▶ HOW TO COMPLETE THIS TASK: Every line of the entries below that includes "avec" belongs in the answer, copied as written.

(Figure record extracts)
######

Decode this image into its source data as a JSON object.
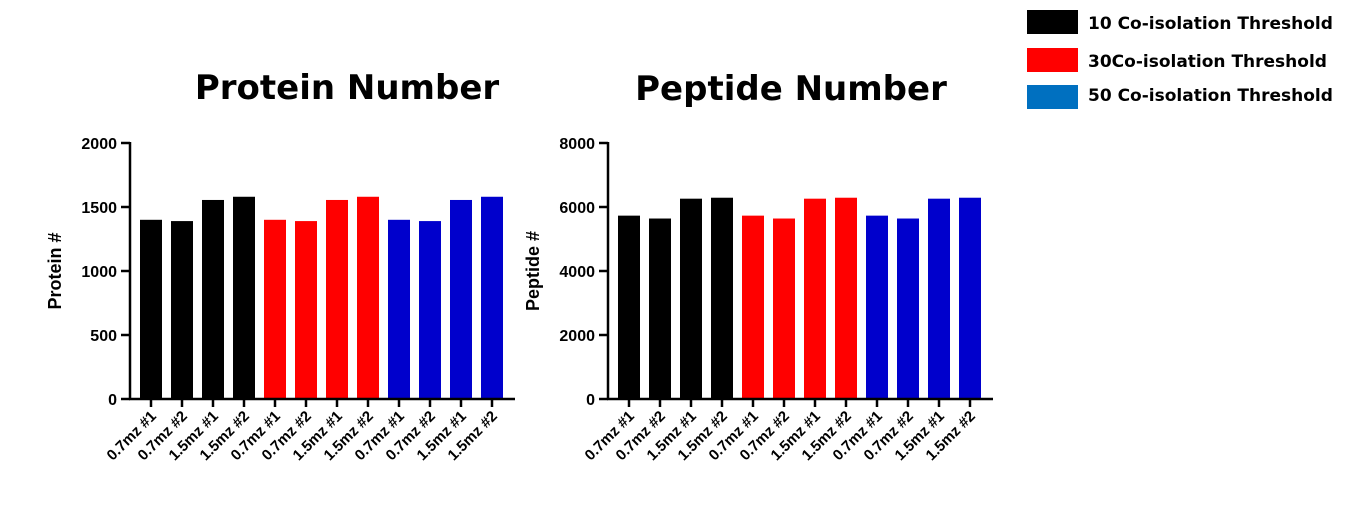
{
  "legend": [
    {
      "label": "10 Co-isolation Threshold",
      "color": "#000000"
    },
    {
      "label": "30Co-isolation Threshold",
      "color": "#FF0000"
    },
    {
      "label": "50 Co-isolation Threshold",
      "color": "#0070C0"
    }
  ],
  "chart_data": [
    {
      "type": "bar",
      "title": "Protein Number",
      "xlabel": "",
      "ylabel": "Protein #",
      "ylim": [
        0,
        2000
      ],
      "yticks": [
        0,
        500,
        1000,
        1500,
        2000
      ],
      "categories": [
        "0.7mz #1",
        "0.7mz #2",
        "1.5mz #1",
        "1.5mz #2",
        "0.7mz #1",
        "0.7mz #2",
        "1.5mz #1",
        "1.5mz #2",
        "0.7mz #1",
        "0.7mz #2",
        "1.5mz #1",
        "1.5mz #2"
      ],
      "values": [
        1400,
        1390,
        1555,
        1580,
        1400,
        1390,
        1555,
        1580,
        1400,
        1390,
        1555,
        1580
      ],
      "bar_colors": [
        "#000000",
        "#000000",
        "#000000",
        "#000000",
        "#FF0000",
        "#FF0000",
        "#FF0000",
        "#FF0000",
        "#0000CC",
        "#0000CC",
        "#0000CC",
        "#0000CC"
      ]
    },
    {
      "type": "bar",
      "title": "Peptide Number",
      "xlabel": "",
      "ylabel": "Peptide #",
      "ylim": [
        0,
        8000
      ],
      "yticks": [
        0,
        2000,
        4000,
        6000,
        8000
      ],
      "categories": [
        "0.7mz #1",
        "0.7mz #2",
        "1.5mz #1",
        "1.5mz #2",
        "0.7mz #1",
        "0.7mz #2",
        "1.5mz #1",
        "1.5mz #2",
        "0.7mz #1",
        "0.7mz #2",
        "1.5mz #1",
        "1.5mz #2"
      ],
      "values": [
        5730,
        5640,
        6260,
        6290,
        5730,
        5640,
        6260,
        6290,
        5730,
        5640,
        6260,
        6290
      ],
      "bar_colors": [
        "#000000",
        "#000000",
        "#000000",
        "#000000",
        "#FF0000",
        "#FF0000",
        "#FF0000",
        "#FF0000",
        "#0000CC",
        "#0000CC",
        "#0000CC",
        "#0000CC"
      ]
    }
  ]
}
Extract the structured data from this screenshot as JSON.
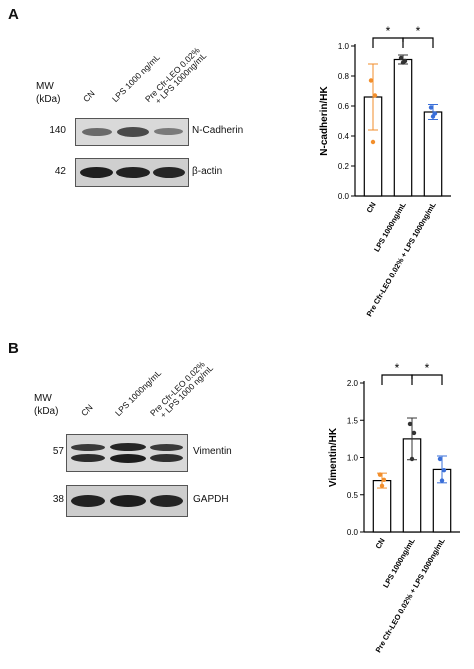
{
  "panels": {
    "A": {
      "letter": "A",
      "mw_label": "MW",
      "kda_label": "(kDa)",
      "lanes": [
        "CN",
        "LPS 1000 ng/mL",
        "Pre Cfr-LEO 0.02%",
        "+ LPS 1000ng/mL"
      ],
      "blots": [
        {
          "kda": "140",
          "protein": "N-Cadherin"
        },
        {
          "kda": "42",
          "protein": "β-actin"
        }
      ]
    },
    "B": {
      "letter": "B",
      "mw_label": "MW",
      "kda_label": "(kDa)",
      "lanes": [
        "CN",
        "LPS 1000ng/mL",
        "Pre Cfr-LEO 0.02%",
        "+ LPS 1000 ng/mL"
      ],
      "blots": [
        {
          "kda": "57",
          "protein": "Vimentin"
        },
        {
          "kda": "38",
          "protein": "GAPDH"
        }
      ]
    }
  },
  "chart_data": [
    {
      "type": "bar",
      "title": "",
      "ylabel": "N-cadherin/HK",
      "xlabel": "",
      "categories": [
        "CN",
        "LPS 1000ng/mL",
        "Pre Cfr-LEO 0.02% + LPS 1000ng/mL"
      ],
      "values": [
        0.66,
        0.91,
        0.56
      ],
      "error": [
        0.22,
        0.03,
        0.05
      ],
      "points": [
        [
          0.77,
          0.67,
          0.36
        ],
        [
          0.92,
          0.9,
          0.89
        ],
        [
          0.59,
          0.55,
          0.53
        ]
      ],
      "point_colors": [
        "#f28e2b",
        "#333333",
        "#3a6fd8"
      ],
      "ylim": [
        0,
        1.0
      ],
      "yticks": [
        "0.0",
        "0.2",
        "0.4",
        "0.6",
        "0.8",
        "1.0"
      ],
      "significance": [
        "*",
        "*"
      ]
    },
    {
      "type": "bar",
      "title": "",
      "ylabel": "Vimentin/HK",
      "xlabel": "",
      "categories": [
        "CN",
        "LPS 1000ng/mL",
        "Pre Cfr-LEO 0.02% + LPS 1000ng/mL"
      ],
      "values": [
        0.69,
        1.25,
        0.84
      ],
      "error": [
        0.1,
        0.28,
        0.18
      ],
      "points": [
        [
          0.77,
          0.7,
          0.62
        ],
        [
          1.45,
          1.33,
          0.98
        ],
        [
          0.98,
          0.83,
          0.69
        ]
      ],
      "point_colors": [
        "#f28e2b",
        "#333333",
        "#3a6fd8"
      ],
      "ylim": [
        0,
        2.0
      ],
      "yticks": [
        "0.0",
        "0.5",
        "1.0",
        "1.5",
        "2.0"
      ],
      "significance": [
        "*",
        "*"
      ]
    }
  ]
}
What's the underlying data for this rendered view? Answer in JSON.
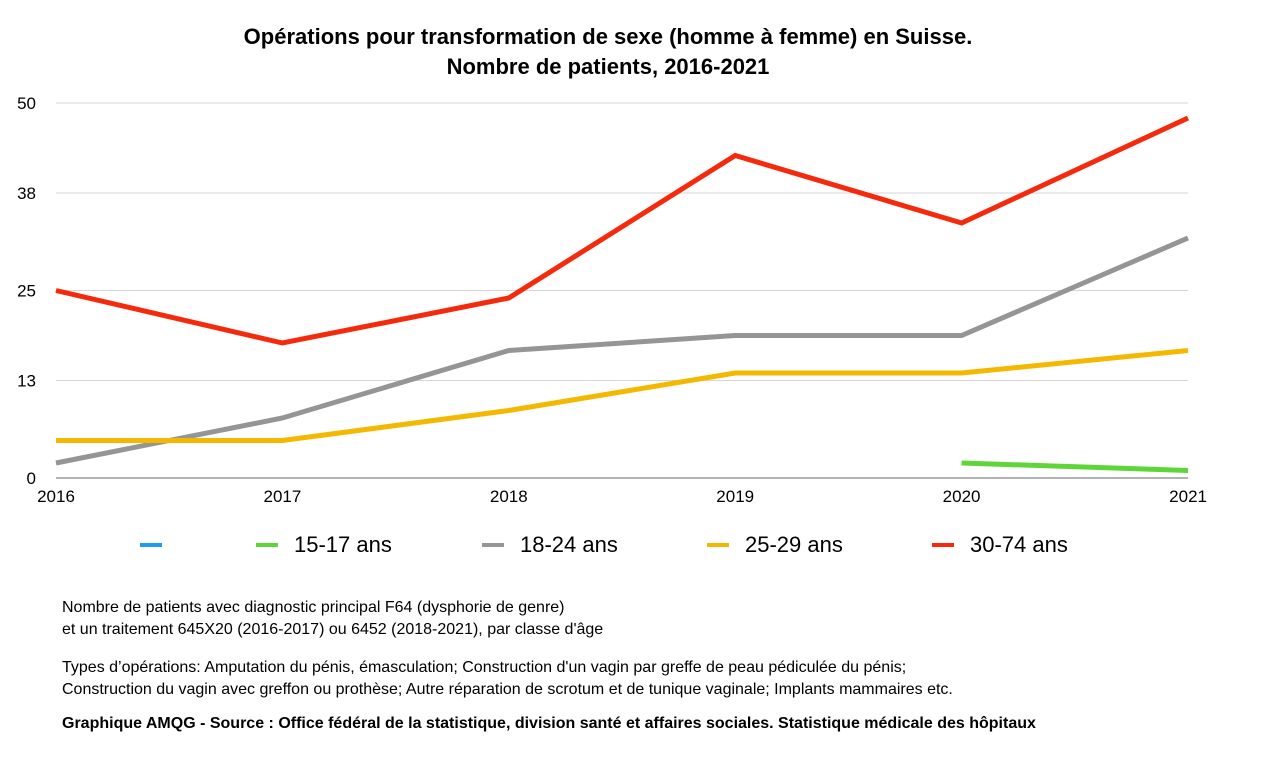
{
  "title_line1": "Opérations pour transformation de sexe (homme à femme) en Suisse.",
  "title_line2": "Nombre de patients, 2016-2021",
  "chart_data": {
    "type": "line",
    "x": [
      "2016",
      "2017",
      "2018",
      "2019",
      "2020",
      "2021"
    ],
    "y_ticks": [
      "0",
      "13",
      "25",
      "38",
      "50"
    ],
    "ylim": [
      0,
      50
    ],
    "grid": true,
    "legend_position": "bottom",
    "series": [
      {
        "name": "",
        "color": "#1f9bf0",
        "values": [
          null,
          null,
          null,
          null,
          null,
          null
        ]
      },
      {
        "name": "15-17 ans",
        "color": "#5ed63a",
        "values": [
          null,
          null,
          null,
          null,
          2,
          1
        ]
      },
      {
        "name": "18-24 ans",
        "color": "#959595",
        "values": [
          2,
          8,
          17,
          19,
          19,
          32
        ]
      },
      {
        "name": "25-29 ans",
        "color": "#f5b800",
        "values": [
          5,
          5,
          9,
          14,
          14,
          17
        ]
      },
      {
        "name": "30-74 ans",
        "color": "#f52a0c",
        "values": [
          25,
          18,
          24,
          43,
          34,
          48
        ]
      }
    ]
  },
  "notes": {
    "line1": "Nombre de patients avec diagnostic principal F64 (dysphorie de genre)",
    "line2": "et un traitement 645X20 (2016-2017) ou 6452 (2018-2021), par classe d'âge",
    "line3": "Types d’opérations: Amputation du pénis, émasculation; Construction d'un vagin par greffe de peau pédiculée du pénis;",
    "line4": "Construction du vagin avec greffon ou prothèse; Autre réparation de scrotum et de tunique vaginale; Implants mammaires etc.",
    "source": "Graphique AMQG - Source : Office fédéral de la statistique, division santé et affaires sociales. Statistique médicale des hôpitaux"
  }
}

######

▶ SOLVED PROBLEM:
    "line1": "Nombre de patients avec diagnostic principal F64 (dysphorie de genre)",
    "line4": "Construction du vagin avec greffon ou prothèse; Autre réparation de scrotum et de tunique vaginale; Implants mammaires etc.",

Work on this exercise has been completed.